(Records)
* * * * *

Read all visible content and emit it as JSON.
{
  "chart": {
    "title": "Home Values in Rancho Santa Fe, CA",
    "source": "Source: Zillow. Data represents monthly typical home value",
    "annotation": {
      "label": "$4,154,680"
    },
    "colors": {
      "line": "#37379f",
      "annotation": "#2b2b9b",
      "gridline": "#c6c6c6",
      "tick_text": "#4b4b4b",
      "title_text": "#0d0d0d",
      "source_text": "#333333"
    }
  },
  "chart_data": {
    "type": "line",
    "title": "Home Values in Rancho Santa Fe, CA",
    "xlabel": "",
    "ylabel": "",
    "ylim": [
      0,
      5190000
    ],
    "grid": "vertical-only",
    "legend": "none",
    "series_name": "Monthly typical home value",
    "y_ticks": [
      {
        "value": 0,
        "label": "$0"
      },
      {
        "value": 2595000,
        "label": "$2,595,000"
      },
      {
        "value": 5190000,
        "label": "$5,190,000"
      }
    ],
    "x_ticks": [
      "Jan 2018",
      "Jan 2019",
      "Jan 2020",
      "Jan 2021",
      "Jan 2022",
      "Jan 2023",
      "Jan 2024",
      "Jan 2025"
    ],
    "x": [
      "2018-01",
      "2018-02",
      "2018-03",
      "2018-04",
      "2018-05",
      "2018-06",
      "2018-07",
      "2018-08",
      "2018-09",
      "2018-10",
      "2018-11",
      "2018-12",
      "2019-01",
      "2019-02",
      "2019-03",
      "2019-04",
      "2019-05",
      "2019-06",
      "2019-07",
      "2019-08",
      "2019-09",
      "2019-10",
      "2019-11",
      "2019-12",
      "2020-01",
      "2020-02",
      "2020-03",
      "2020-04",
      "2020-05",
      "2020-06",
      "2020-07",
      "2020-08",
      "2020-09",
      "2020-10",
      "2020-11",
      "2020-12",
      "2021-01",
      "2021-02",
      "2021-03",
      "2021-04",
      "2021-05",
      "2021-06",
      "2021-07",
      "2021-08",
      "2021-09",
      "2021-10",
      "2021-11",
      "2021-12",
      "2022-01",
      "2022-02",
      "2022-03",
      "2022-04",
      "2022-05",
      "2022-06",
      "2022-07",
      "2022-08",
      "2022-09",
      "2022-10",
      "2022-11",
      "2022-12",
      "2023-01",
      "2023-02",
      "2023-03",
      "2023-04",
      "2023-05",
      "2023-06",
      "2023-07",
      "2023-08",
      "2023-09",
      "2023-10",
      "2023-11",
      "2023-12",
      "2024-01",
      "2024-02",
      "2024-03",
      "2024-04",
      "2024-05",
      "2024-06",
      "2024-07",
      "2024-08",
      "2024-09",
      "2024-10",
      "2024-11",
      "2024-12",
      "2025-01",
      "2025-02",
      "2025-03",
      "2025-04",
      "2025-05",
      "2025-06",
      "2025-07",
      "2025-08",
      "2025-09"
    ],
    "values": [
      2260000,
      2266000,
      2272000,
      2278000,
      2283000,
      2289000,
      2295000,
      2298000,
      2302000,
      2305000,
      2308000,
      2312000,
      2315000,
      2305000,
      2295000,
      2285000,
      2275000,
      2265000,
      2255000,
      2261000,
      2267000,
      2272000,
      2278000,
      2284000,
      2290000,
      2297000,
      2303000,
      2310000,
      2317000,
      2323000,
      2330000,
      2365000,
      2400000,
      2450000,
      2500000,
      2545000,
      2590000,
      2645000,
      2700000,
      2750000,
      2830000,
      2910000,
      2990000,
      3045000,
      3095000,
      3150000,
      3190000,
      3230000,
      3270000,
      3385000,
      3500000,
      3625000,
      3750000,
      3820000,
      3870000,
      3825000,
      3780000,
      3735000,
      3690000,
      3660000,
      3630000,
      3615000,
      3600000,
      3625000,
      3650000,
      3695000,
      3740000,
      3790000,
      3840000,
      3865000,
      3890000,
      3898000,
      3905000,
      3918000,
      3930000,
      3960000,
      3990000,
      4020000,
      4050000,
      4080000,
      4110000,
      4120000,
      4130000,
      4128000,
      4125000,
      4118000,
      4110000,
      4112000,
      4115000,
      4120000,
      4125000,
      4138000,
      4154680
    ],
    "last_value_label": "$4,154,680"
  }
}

* * * * *

◆ **Set task**
Word for word, write out all of the data above.

◆ **Exercise solution**
Read all visible content and emit it as JSON.
{
  "chart": {
    "title": "Home Values in Rancho Santa Fe, CA",
    "source": "Source: Zillow. Data represents monthly typical home value",
    "annotation": {
      "label": "$4,154,680"
    },
    "colors": {
      "line": "#37379f",
      "annotation": "#2b2b9b",
      "gridline": "#c6c6c6",
      "tick_text": "#4b4b4b",
      "title_text": "#0d0d0d",
      "source_text": "#333333"
    }
  },
  "chart_data": {
    "type": "line",
    "title": "Home Values in Rancho Santa Fe, CA",
    "xlabel": "",
    "ylabel": "",
    "ylim": [
      0,
      5190000
    ],
    "grid": "vertical-only",
    "legend": "none",
    "series_name": "Monthly typical home value",
    "y_ticks": [
      {
        "value": 0,
        "label": "$0"
      },
      {
        "value": 2595000,
        "label": "$2,595,000"
      },
      {
        "value": 5190000,
        "label": "$5,190,000"
      }
    ],
    "x_ticks": [
      "Jan 2018",
      "Jan 2019",
      "Jan 2020",
      "Jan 2021",
      "Jan 2022",
      "Jan 2023",
      "Jan 2024",
      "Jan 2025"
    ],
    "x": [
      "2018-01",
      "2018-02",
      "2018-03",
      "2018-04",
      "2018-05",
      "2018-06",
      "2018-07",
      "2018-08",
      "2018-09",
      "2018-10",
      "2018-11",
      "2018-12",
      "2019-01",
      "2019-02",
      "2019-03",
      "2019-04",
      "2019-05",
      "2019-06",
      "2019-07",
      "2019-08",
      "2019-09",
      "2019-10",
      "2019-11",
      "2019-12",
      "2020-01",
      "2020-02",
      "2020-03",
      "2020-04",
      "2020-05",
      "2020-06",
      "2020-07",
      "2020-08",
      "2020-09",
      "2020-10",
      "2020-11",
      "2020-12",
      "2021-01",
      "2021-02",
      "2021-03",
      "2021-04",
      "2021-05",
      "2021-06",
      "2021-07",
      "2021-08",
      "2021-09",
      "2021-10",
      "2021-11",
      "2021-12",
      "2022-01",
      "2022-02",
      "2022-03",
      "2022-04",
      "2022-05",
      "2022-06",
      "2022-07",
      "2022-08",
      "2022-09",
      "2022-10",
      "2022-11",
      "2022-12",
      "2023-01",
      "2023-02",
      "2023-03",
      "2023-04",
      "2023-05",
      "2023-06",
      "2023-07",
      "2023-08",
      "2023-09",
      "2023-10",
      "2023-11",
      "2023-12",
      "2024-01",
      "2024-02",
      "2024-03",
      "2024-04",
      "2024-05",
      "2024-06",
      "2024-07",
      "2024-08",
      "2024-09",
      "2024-10",
      "2024-11",
      "2024-12",
      "2025-01",
      "2025-02",
      "2025-03",
      "2025-04",
      "2025-05",
      "2025-06",
      "2025-07",
      "2025-08",
      "2025-09"
    ],
    "values": [
      2260000,
      2266000,
      2272000,
      2278000,
      2283000,
      2289000,
      2295000,
      2298000,
      2302000,
      2305000,
      2308000,
      2312000,
      2315000,
      2305000,
      2295000,
      2285000,
      2275000,
      2265000,
      2255000,
      2261000,
      2267000,
      2272000,
      2278000,
      2284000,
      2290000,
      2297000,
      2303000,
      2310000,
      2317000,
      2323000,
      2330000,
      2365000,
      2400000,
      2450000,
      2500000,
      2545000,
      2590000,
      2645000,
      2700000,
      2750000,
      2830000,
      2910000,
      2990000,
      3045000,
      3095000,
      3150000,
      3190000,
      3230000,
      3270000,
      3385000,
      3500000,
      3625000,
      3750000,
      3820000,
      3870000,
      3825000,
      3780000,
      3735000,
      3690000,
      3660000,
      3630000,
      3615000,
      3600000,
      3625000,
      3650000,
      3695000,
      3740000,
      3790000,
      3840000,
      3865000,
      3890000,
      3898000,
      3905000,
      3918000,
      3930000,
      3960000,
      3990000,
      4020000,
      4050000,
      4080000,
      4110000,
      4120000,
      4130000,
      4128000,
      4125000,
      4118000,
      4110000,
      4112000,
      4115000,
      4120000,
      4125000,
      4138000,
      4154680
    ],
    "last_value_label": "$4,154,680"
  }
}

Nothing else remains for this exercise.